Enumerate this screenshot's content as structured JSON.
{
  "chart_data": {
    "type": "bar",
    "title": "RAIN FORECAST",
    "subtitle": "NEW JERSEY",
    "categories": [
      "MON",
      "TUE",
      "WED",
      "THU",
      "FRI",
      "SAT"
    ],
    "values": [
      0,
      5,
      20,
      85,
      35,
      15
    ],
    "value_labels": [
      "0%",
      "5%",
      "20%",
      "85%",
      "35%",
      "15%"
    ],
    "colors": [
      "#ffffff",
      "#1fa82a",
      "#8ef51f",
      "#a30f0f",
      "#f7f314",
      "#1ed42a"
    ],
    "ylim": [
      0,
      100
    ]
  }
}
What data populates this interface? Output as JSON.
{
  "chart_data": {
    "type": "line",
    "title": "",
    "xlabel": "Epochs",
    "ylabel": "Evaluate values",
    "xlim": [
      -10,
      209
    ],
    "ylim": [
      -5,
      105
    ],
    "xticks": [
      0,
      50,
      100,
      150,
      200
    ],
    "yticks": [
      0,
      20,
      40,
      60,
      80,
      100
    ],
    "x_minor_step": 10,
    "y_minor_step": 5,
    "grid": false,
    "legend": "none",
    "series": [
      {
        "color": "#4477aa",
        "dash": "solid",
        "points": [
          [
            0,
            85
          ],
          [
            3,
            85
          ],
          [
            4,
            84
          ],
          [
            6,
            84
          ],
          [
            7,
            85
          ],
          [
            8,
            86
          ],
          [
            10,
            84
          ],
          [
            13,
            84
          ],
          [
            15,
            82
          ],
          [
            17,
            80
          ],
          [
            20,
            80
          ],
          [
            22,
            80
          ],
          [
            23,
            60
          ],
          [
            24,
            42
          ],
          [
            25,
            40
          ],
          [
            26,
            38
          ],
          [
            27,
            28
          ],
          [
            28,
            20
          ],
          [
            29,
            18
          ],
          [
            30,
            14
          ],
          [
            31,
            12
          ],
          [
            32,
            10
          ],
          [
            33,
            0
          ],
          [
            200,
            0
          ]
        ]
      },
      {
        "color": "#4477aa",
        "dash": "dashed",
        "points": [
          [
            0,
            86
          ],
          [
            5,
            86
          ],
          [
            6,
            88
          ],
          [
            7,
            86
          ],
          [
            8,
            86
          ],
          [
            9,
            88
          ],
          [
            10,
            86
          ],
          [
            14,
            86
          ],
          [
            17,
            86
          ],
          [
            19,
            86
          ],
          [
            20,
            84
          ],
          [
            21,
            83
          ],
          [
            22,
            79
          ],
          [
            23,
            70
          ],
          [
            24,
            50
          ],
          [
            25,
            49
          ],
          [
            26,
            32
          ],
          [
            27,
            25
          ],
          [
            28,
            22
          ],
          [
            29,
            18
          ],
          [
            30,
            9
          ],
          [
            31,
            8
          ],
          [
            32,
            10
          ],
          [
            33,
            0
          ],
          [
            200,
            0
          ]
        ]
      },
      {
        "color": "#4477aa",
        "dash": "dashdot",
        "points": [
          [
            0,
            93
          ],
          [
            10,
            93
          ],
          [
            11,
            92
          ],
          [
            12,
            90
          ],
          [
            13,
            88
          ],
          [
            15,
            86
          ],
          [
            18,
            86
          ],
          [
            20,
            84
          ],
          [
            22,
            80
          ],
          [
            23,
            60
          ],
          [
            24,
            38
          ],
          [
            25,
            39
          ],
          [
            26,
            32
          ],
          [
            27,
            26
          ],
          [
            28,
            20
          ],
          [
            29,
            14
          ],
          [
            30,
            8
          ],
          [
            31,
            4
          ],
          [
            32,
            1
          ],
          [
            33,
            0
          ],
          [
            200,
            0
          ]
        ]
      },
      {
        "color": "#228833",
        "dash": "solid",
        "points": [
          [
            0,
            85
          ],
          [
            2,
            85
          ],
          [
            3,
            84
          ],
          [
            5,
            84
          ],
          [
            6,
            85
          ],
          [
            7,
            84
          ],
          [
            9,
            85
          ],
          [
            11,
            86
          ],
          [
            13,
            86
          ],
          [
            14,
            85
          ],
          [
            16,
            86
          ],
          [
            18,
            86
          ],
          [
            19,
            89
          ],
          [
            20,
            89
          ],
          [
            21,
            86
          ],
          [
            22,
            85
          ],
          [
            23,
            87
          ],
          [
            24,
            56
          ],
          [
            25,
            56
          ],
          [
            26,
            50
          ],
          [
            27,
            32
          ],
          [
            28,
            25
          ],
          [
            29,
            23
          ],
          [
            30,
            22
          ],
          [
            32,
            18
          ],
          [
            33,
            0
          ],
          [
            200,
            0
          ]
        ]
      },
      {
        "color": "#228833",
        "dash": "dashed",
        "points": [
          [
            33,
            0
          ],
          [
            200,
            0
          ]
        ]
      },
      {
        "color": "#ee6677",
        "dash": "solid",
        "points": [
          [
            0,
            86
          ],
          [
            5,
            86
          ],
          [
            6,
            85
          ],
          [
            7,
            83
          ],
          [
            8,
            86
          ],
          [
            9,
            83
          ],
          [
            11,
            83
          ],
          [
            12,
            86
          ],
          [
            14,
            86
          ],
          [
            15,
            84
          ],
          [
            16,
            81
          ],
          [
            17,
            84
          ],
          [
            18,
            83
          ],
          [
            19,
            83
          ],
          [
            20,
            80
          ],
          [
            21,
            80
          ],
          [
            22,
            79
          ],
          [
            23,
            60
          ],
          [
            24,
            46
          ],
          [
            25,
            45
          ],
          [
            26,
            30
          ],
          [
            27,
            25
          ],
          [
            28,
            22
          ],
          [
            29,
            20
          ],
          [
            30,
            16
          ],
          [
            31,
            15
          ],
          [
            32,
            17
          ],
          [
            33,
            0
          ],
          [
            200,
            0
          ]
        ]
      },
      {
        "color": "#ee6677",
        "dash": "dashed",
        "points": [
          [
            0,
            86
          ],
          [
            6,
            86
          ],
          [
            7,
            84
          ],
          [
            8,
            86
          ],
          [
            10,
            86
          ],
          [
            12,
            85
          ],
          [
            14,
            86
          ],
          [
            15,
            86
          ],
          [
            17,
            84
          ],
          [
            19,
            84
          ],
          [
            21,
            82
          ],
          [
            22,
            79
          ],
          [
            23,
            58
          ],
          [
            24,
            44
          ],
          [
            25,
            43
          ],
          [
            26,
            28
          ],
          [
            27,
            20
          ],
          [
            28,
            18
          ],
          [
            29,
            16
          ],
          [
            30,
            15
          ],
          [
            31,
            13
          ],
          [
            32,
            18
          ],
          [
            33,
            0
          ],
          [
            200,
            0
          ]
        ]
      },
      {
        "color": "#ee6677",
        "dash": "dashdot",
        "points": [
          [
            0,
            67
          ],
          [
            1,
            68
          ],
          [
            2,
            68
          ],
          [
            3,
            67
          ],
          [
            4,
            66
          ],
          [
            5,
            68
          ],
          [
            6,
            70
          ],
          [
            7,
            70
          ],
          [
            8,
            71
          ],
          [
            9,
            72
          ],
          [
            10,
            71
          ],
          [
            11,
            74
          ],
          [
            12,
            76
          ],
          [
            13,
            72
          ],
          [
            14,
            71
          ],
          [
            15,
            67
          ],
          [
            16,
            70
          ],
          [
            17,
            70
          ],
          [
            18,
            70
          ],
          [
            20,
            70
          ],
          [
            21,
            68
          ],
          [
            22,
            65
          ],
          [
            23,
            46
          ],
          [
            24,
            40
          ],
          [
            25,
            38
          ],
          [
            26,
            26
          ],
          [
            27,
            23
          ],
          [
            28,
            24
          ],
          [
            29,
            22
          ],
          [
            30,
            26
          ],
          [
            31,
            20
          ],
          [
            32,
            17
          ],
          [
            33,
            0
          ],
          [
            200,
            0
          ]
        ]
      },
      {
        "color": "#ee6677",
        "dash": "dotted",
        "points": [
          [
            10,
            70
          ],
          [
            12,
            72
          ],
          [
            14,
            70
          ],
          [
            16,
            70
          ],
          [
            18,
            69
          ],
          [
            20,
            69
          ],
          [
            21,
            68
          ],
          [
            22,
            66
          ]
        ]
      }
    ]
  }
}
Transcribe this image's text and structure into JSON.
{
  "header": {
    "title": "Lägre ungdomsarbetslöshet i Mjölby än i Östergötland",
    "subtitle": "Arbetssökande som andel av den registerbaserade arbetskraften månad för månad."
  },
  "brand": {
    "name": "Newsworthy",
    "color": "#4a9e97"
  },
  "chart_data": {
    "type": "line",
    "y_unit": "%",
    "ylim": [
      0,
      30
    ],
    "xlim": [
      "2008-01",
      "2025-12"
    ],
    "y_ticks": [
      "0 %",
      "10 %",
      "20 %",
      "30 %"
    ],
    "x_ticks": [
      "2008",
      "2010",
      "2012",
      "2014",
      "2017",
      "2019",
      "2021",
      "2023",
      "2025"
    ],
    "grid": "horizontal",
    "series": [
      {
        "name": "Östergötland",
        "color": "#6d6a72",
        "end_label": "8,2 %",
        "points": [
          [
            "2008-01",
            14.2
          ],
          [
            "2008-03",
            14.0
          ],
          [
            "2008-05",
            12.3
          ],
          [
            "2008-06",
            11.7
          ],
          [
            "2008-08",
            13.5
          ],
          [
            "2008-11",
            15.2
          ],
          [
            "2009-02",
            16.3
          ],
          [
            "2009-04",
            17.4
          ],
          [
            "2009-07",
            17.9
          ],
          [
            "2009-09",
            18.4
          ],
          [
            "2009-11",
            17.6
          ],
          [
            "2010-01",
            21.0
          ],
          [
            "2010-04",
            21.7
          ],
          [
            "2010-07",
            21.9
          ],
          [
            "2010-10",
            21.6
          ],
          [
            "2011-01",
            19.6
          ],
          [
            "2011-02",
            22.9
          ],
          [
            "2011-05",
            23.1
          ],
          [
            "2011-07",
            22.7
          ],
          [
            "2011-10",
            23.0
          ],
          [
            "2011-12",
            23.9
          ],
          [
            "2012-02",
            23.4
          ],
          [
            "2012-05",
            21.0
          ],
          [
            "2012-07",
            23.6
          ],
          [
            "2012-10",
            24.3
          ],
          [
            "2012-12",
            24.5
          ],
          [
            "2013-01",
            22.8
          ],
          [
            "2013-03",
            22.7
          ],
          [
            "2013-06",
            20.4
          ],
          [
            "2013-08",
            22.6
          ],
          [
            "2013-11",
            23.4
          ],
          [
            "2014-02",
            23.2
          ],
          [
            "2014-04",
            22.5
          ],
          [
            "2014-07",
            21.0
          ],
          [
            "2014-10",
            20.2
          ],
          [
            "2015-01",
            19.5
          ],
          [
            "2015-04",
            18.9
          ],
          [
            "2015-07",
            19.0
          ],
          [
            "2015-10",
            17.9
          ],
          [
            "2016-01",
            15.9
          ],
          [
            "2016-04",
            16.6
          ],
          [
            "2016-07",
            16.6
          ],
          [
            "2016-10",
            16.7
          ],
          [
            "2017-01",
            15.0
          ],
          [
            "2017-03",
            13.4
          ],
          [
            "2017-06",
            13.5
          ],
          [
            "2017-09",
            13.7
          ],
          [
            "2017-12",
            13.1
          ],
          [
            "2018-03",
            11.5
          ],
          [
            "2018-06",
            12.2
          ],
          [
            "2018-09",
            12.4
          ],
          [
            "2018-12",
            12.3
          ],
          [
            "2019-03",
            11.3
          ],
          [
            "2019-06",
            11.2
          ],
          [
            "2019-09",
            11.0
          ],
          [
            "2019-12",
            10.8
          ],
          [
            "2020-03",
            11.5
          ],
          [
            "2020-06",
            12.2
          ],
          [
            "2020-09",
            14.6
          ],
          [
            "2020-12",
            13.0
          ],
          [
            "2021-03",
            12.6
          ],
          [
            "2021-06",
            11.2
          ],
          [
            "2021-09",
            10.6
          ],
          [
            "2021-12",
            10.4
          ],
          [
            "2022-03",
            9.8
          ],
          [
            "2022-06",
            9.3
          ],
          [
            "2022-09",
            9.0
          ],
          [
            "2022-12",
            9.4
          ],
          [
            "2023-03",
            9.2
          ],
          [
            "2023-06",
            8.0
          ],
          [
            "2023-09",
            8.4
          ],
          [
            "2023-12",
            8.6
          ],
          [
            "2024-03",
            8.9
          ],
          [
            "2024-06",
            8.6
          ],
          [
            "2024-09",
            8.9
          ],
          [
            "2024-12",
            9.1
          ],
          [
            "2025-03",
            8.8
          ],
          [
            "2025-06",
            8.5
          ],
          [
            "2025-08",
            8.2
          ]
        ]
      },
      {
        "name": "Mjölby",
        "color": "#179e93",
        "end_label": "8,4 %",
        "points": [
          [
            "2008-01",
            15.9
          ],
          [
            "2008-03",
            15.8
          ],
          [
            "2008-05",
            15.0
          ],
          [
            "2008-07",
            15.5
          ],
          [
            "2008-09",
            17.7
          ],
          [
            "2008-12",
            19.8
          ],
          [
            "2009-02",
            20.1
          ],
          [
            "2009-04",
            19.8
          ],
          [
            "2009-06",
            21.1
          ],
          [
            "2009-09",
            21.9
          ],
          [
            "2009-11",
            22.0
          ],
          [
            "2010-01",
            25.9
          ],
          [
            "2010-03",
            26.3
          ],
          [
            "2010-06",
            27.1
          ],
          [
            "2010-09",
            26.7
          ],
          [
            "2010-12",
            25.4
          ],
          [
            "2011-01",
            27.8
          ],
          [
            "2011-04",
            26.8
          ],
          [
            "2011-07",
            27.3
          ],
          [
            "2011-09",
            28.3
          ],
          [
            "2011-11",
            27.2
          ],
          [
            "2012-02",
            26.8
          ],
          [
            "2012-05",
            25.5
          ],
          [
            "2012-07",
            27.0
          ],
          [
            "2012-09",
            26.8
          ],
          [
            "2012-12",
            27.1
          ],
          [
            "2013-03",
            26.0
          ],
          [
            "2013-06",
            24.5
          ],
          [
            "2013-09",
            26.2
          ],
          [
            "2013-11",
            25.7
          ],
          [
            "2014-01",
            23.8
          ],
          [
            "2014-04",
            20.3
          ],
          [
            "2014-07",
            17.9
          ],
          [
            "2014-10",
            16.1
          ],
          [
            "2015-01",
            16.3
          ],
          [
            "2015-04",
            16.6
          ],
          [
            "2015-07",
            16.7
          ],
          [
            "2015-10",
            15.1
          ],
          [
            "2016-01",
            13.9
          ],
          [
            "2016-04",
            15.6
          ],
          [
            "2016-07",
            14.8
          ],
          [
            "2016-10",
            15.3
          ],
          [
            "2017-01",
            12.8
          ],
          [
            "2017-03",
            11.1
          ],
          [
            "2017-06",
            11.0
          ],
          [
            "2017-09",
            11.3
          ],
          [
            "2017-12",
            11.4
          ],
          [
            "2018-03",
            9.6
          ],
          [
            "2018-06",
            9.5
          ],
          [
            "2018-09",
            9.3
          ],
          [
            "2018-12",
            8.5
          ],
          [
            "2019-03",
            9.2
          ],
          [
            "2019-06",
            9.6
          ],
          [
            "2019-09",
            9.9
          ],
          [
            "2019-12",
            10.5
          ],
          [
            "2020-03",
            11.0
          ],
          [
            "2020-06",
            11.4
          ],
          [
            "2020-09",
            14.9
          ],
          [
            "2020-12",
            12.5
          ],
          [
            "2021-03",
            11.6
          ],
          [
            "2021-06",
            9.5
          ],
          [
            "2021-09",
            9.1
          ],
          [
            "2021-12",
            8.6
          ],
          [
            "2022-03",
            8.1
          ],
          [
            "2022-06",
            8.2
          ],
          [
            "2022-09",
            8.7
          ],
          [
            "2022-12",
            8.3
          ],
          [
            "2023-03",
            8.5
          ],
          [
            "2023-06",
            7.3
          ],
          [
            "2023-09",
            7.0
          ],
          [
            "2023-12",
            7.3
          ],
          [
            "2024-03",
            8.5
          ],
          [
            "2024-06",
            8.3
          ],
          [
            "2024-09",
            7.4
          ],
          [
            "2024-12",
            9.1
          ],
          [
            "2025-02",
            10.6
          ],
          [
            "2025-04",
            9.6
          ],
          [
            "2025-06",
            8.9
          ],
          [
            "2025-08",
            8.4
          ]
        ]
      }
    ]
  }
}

> [Task objective] Scan the material above for the word "Östergötland". Copy each line where it occurs.

> [Exercise output]
    "title": "Lägre ungdomsarbetslöshet i Mjölby än i Östergötland",
        "name": "Östergötland",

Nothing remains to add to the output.